#### Information supplied

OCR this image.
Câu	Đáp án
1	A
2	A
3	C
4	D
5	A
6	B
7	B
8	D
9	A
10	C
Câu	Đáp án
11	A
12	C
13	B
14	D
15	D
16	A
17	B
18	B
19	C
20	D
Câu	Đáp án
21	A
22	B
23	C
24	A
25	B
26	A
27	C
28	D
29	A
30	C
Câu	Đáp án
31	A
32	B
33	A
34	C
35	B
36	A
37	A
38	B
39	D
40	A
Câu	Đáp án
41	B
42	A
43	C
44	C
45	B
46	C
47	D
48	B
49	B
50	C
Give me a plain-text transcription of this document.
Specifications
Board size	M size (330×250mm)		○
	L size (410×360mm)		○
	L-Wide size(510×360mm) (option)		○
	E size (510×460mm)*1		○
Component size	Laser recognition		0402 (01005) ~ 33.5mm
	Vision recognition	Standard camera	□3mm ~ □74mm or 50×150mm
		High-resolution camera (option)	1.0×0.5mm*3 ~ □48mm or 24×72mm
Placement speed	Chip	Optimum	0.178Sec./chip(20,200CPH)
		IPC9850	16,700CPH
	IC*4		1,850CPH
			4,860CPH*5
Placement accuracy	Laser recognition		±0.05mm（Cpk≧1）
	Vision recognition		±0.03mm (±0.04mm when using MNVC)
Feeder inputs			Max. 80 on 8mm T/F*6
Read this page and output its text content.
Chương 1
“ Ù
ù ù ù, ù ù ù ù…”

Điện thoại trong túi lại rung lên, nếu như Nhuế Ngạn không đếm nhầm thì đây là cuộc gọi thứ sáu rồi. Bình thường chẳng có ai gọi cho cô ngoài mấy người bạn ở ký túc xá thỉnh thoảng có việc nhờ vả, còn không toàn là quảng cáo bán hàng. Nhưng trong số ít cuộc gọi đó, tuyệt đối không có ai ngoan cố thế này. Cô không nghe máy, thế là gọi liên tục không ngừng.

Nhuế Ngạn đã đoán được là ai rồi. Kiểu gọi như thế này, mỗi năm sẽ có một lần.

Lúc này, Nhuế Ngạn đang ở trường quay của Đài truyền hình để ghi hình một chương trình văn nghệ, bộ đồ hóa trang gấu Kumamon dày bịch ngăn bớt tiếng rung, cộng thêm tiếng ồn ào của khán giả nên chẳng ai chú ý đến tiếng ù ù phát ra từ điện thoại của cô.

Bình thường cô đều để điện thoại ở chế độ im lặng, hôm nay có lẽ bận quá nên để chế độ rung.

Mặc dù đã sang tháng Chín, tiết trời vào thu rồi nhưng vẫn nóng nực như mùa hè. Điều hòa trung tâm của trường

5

########

* [Request]
Repeat exactly the lines from the line containing "Read this page and output its text content." through the end of the listing above; both boundary lines are part of the output.

* [Solution to this problem]
Read this page and output its text content.
Chương 1
“ Ù
ù ù ù, ù ù ù ù…”

Điện thoại trong túi lại rung lên, nếu như Nhuế Ngạn không đếm nhầm thì đây là cuộc gọi thứ sáu rồi. Bình thường chẳng có ai gọi cho cô ngoài mấy người bạn ở ký túc xá thỉnh thoảng có việc nhờ vả, còn không toàn là quảng cáo bán hàng. Nhưng trong số ít cuộc gọi đó, tuyệt đối không có ai ngoan cố thế này. Cô không nghe máy, thế là gọi liên tục không ngừng.

Nhuế Ngạn đã đoán được là ai rồi. Kiểu gọi như thế này, mỗi năm sẽ có một lần.

Lúc này, Nhuế Ngạn đang ở trường quay của Đài truyền hình để ghi hình một chương trình văn nghệ, bộ đồ hóa trang gấu Kumamon dày bịch ngăn bớt tiếng rung, cộng thêm tiếng ồn ào của khán giả nên chẳng ai chú ý đến tiếng ù ù phát ra từ điện thoại của cô.

Bình thường cô đều để điện thoại ở chế độ im lặng, hôm nay có lẽ bận quá nên để chế độ rung.

Mặc dù đã sang tháng Chín, tiết trời vào thu rồi nhưng vẫn nóng nực như mùa hè. Điều hòa trung tâm của trường

5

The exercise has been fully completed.